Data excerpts
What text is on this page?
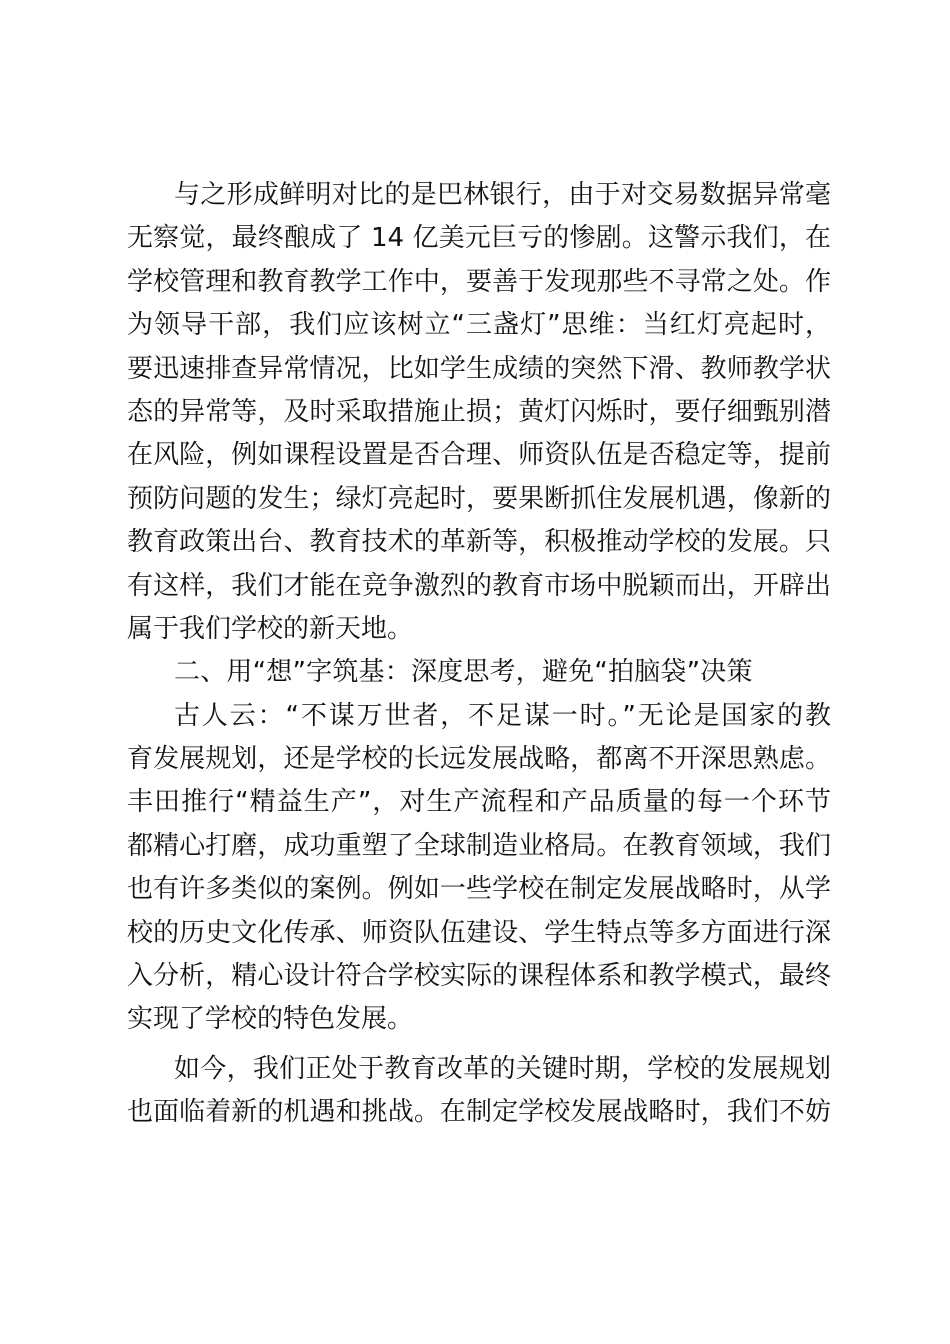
与之形成鲜明对比的是巴林银行，由于对交易数据异常毫
无察觉，最终酿成了 14 亿美元巨亏的惨剧。这警示我们，在
学校管理和教育教学工作中，要善于发现那些不寻常之处。作
为领导干部，我们应该树立“三盏灯”思维：当红灯亮起时，
要迅速排查异常情况，比如学生成绩的突然下滑、教师教学状
态的异常等，及时采取措施止损；黄灯闪烁时，要仔细甄别潜
在风险，例如课程设置是否合理、师资队伍是否稳定等，提前
预防问题的发生；绿灯亮起时，要果断抓住发展机遇，像新的
教育政策出台、教育技术的革新等，积极推动学校的发展。只
有这样，我们才能在竞争激烈的教育市场中脱颖而出，开辟出
属于我们学校的新天地。
二、用“想”字筑基：深度思考，避免“拍脑袋”决策
古人云：“不谋万世者，不足谋一时。”无论是国家的教
育发展规划，还是学校的长远发展战略，都离不开深思熟虑。
丰田推行“精益生产”，对生产流程和产品质量的每一个环节
都精心打磨，成功重塑了全球制造业格局。在教育领域，我们
也有许多类似的案例。例如一些学校在制定发展战略时，从学
校的历史文化传承、师资队伍建设、学生特点等多方面进行深
入分析，精心设计符合学校实际的课程体系和教学模式，最终
实现了学校的特色发展。
如今，我们正处于教育改革的关键时期，学校的发展规划
也面临着新的机遇和挑战。在制定学校发展战略时，我们不妨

**WHAT YOU ARE ASKED TO DO:** Extract all the entries word for word; omit any pictures.

**OUTPUT BELOW:**
What text is on this page?
与之形成鲜明对比的是巴林银行，由于对交易数据异常毫
无察觉，最终酿成了 14 亿美元巨亏的惨剧。这警示我们，在
学校管理和教育教学工作中，要善于发现那些不寻常之处。作
为领导干部，我们应该树立“三盏灯”思维：当红灯亮起时，
要迅速排查异常情况，比如学生成绩的突然下滑、教师教学状
态的异常等，及时采取措施止损；黄灯闪烁时，要仔细甄别潜
在风险，例如课程设置是否合理、师资队伍是否稳定等，提前
预防问题的发生；绿灯亮起时，要果断抓住发展机遇，像新的
教育政策出台、教育技术的革新等，积极推动学校的发展。只
有这样，我们才能在竞争激烈的教育市场中脱颖而出，开辟出
属于我们学校的新天地。
二、用“想”字筑基：深度思考，避免“拍脑袋”决策
古人云：“不谋万世者，不足谋一时。”无论是国家的教
育发展规划，还是学校的长远发展战略，都离不开深思熟虑。
丰田推行“精益生产”，对生产流程和产品质量的每一个环节
都精心打磨，成功重塑了全球制造业格局。在教育领域，我们
也有许多类似的案例。例如一些学校在制定发展战略时，从学
校的历史文化传承、师资队伍建设、学生特点等多方面进行深
入分析，精心设计符合学校实际的课程体系和教学模式，最终
实现了学校的特色发展。
如今，我们正处于教育改革的关键时期，学校的发展规划
也面临着新的机遇和挑战。在制定学校发展战略时，我们不妨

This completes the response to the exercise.